Transcribe every entry below word for word, but skip the pictures.

━━━━━━━━━━━━━━━━

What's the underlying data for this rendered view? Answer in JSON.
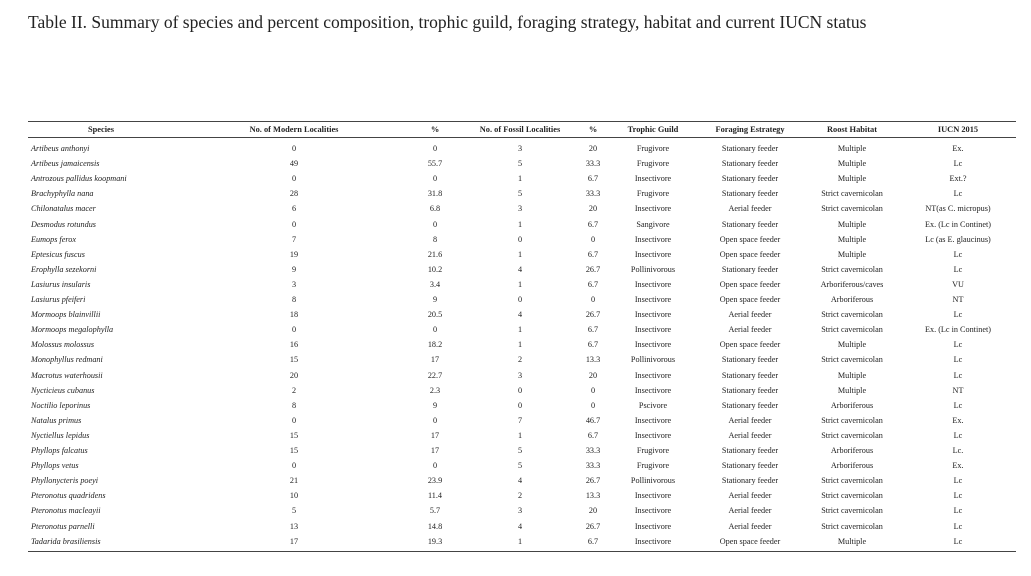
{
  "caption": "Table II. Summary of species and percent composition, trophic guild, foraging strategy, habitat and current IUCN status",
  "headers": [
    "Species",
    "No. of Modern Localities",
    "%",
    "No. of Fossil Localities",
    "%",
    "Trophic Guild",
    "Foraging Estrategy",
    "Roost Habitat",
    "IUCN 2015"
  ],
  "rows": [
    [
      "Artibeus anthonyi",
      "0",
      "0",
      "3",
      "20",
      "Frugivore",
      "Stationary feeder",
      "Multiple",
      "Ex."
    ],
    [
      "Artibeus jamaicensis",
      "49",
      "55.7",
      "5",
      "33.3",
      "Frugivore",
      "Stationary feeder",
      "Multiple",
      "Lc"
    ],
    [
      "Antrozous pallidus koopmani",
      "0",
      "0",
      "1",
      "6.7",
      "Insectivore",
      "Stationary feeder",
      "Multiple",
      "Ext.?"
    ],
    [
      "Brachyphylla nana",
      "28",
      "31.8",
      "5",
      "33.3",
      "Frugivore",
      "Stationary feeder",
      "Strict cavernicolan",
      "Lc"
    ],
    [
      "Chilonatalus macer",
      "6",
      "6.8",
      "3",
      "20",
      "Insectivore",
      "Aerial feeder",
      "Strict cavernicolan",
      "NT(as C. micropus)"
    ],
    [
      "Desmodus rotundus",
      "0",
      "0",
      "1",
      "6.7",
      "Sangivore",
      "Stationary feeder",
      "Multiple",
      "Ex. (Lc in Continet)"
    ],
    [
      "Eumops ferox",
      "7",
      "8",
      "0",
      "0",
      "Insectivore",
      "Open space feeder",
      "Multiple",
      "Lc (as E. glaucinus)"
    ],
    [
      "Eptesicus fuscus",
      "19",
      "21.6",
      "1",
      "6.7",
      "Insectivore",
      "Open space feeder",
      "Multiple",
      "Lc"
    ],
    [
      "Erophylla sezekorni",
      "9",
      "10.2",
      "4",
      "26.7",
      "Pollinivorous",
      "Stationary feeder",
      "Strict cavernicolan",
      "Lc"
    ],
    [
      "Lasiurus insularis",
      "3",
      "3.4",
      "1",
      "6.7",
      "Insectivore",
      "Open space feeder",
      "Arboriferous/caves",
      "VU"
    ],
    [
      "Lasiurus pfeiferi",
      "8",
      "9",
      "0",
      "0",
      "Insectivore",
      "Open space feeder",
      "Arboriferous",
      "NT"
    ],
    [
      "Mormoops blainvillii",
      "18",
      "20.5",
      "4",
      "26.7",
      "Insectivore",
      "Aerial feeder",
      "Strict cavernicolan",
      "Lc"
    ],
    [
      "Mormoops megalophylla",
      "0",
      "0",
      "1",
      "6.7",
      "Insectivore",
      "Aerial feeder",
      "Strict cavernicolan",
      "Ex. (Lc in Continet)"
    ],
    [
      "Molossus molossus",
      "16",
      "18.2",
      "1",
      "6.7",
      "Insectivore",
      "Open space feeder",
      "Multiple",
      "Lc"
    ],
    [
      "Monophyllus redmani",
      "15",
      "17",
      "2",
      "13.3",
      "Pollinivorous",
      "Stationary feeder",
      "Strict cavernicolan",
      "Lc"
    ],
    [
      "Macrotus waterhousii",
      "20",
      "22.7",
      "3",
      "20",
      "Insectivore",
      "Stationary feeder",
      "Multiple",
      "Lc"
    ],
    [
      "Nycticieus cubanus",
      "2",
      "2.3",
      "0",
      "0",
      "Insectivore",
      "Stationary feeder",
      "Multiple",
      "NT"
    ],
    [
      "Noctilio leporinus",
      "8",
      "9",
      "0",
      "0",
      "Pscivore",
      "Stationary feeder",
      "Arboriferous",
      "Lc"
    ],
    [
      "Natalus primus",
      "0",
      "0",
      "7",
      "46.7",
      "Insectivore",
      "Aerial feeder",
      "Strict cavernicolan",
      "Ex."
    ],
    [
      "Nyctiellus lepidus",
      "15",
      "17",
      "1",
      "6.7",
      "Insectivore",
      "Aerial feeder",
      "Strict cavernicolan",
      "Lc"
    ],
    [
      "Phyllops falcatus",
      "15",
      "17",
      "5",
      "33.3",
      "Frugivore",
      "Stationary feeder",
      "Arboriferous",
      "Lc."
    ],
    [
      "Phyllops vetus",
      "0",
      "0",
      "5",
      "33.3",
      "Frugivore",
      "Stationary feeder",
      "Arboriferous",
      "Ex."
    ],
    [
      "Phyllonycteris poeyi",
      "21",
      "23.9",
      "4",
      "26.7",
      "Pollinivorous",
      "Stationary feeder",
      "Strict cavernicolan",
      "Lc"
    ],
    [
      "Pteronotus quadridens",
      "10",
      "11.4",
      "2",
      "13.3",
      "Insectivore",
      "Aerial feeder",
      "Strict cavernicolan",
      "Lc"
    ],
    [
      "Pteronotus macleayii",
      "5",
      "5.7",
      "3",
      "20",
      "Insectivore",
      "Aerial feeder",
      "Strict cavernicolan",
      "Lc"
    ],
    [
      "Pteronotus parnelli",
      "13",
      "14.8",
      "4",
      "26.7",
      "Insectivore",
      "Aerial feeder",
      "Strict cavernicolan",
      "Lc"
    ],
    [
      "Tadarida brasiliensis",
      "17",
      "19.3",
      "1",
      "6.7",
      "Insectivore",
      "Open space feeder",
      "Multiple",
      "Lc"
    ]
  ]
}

━━━━━━━━━━━━━━━━

- Response below -
What's the underlying data for this rendered view? Answer in JSON.
{
  "caption": "Table II. Summary of species and percent composition, trophic guild, foraging strategy, habitat and current IUCN status",
  "headers": [
    "Species",
    "No. of Modern Localities",
    "%",
    "No. of Fossil Localities",
    "%",
    "Trophic Guild",
    "Foraging Estrategy",
    "Roost Habitat",
    "IUCN 2015"
  ],
  "rows": [
    [
      "Artibeus anthonyi",
      "0",
      "0",
      "3",
      "20",
      "Frugivore",
      "Stationary feeder",
      "Multiple",
      "Ex."
    ],
    [
      "Artibeus jamaicensis",
      "49",
      "55.7",
      "5",
      "33.3",
      "Frugivore",
      "Stationary feeder",
      "Multiple",
      "Lc"
    ],
    [
      "Antrozous pallidus koopmani",
      "0",
      "0",
      "1",
      "6.7",
      "Insectivore",
      "Stationary feeder",
      "Multiple",
      "Ext.?"
    ],
    [
      "Brachyphylla nana",
      "28",
      "31.8",
      "5",
      "33.3",
      "Frugivore",
      "Stationary feeder",
      "Strict cavernicolan",
      "Lc"
    ],
    [
      "Chilonatalus macer",
      "6",
      "6.8",
      "3",
      "20",
      "Insectivore",
      "Aerial feeder",
      "Strict cavernicolan",
      "NT(as C. micropus)"
    ],
    [
      "Desmodus rotundus",
      "0",
      "0",
      "1",
      "6.7",
      "Sangivore",
      "Stationary feeder",
      "Multiple",
      "Ex. (Lc in Continet)"
    ],
    [
      "Eumops ferox",
      "7",
      "8",
      "0",
      "0",
      "Insectivore",
      "Open space feeder",
      "Multiple",
      "Lc (as E. glaucinus)"
    ],
    [
      "Eptesicus fuscus",
      "19",
      "21.6",
      "1",
      "6.7",
      "Insectivore",
      "Open space feeder",
      "Multiple",
      "Lc"
    ],
    [
      "Erophylla sezekorni",
      "9",
      "10.2",
      "4",
      "26.7",
      "Pollinivorous",
      "Stationary feeder",
      "Strict cavernicolan",
      "Lc"
    ],
    [
      "Lasiurus insularis",
      "3",
      "3.4",
      "1",
      "6.7",
      "Insectivore",
      "Open space feeder",
      "Arboriferous/caves",
      "VU"
    ],
    [
      "Lasiurus pfeiferi",
      "8",
      "9",
      "0",
      "0",
      "Insectivore",
      "Open space feeder",
      "Arboriferous",
      "NT"
    ],
    [
      "Mormoops blainvillii",
      "18",
      "20.5",
      "4",
      "26.7",
      "Insectivore",
      "Aerial feeder",
      "Strict cavernicolan",
      "Lc"
    ],
    [
      "Mormoops megalophylla",
      "0",
      "0",
      "1",
      "6.7",
      "Insectivore",
      "Aerial feeder",
      "Strict cavernicolan",
      "Ex. (Lc in Continet)"
    ],
    [
      "Molossus molossus",
      "16",
      "18.2",
      "1",
      "6.7",
      "Insectivore",
      "Open space feeder",
      "Multiple",
      "Lc"
    ],
    [
      "Monophyllus redmani",
      "15",
      "17",
      "2",
      "13.3",
      "Pollinivorous",
      "Stationary feeder",
      "Strict cavernicolan",
      "Lc"
    ],
    [
      "Macrotus waterhousii",
      "20",
      "22.7",
      "3",
      "20",
      "Insectivore",
      "Stationary feeder",
      "Multiple",
      "Lc"
    ],
    [
      "Nycticieus cubanus",
      "2",
      "2.3",
      "0",
      "0",
      "Insectivore",
      "Stationary feeder",
      "Multiple",
      "NT"
    ],
    [
      "Noctilio leporinus",
      "8",
      "9",
      "0",
      "0",
      "Pscivore",
      "Stationary feeder",
      "Arboriferous",
      "Lc"
    ],
    [
      "Natalus primus",
      "0",
      "0",
      "7",
      "46.7",
      "Insectivore",
      "Aerial feeder",
      "Strict cavernicolan",
      "Ex."
    ],
    [
      "Nyctiellus lepidus",
      "15",
      "17",
      "1",
      "6.7",
      "Insectivore",
      "Aerial feeder",
      "Strict cavernicolan",
      "Lc"
    ],
    [
      "Phyllops falcatus",
      "15",
      "17",
      "5",
      "33.3",
      "Frugivore",
      "Stationary feeder",
      "Arboriferous",
      "Lc."
    ],
    [
      "Phyllops vetus",
      "0",
      "0",
      "5",
      "33.3",
      "Frugivore",
      "Stationary feeder",
      "Arboriferous",
      "Ex."
    ],
    [
      "Phyllonycteris poeyi",
      "21",
      "23.9",
      "4",
      "26.7",
      "Pollinivorous",
      "Stationary feeder",
      "Strict cavernicolan",
      "Lc"
    ],
    [
      "Pteronotus quadridens",
      "10",
      "11.4",
      "2",
      "13.3",
      "Insectivore",
      "Aerial feeder",
      "Strict cavernicolan",
      "Lc"
    ],
    [
      "Pteronotus macleayii",
      "5",
      "5.7",
      "3",
      "20",
      "Insectivore",
      "Aerial feeder",
      "Strict cavernicolan",
      "Lc"
    ],
    [
      "Pteronotus parnelli",
      "13",
      "14.8",
      "4",
      "26.7",
      "Insectivore",
      "Aerial feeder",
      "Strict cavernicolan",
      "Lc"
    ],
    [
      "Tadarida brasiliensis",
      "17",
      "19.3",
      "1",
      "6.7",
      "Insectivore",
      "Open space feeder",
      "Multiple",
      "Lc"
    ]
  ]
}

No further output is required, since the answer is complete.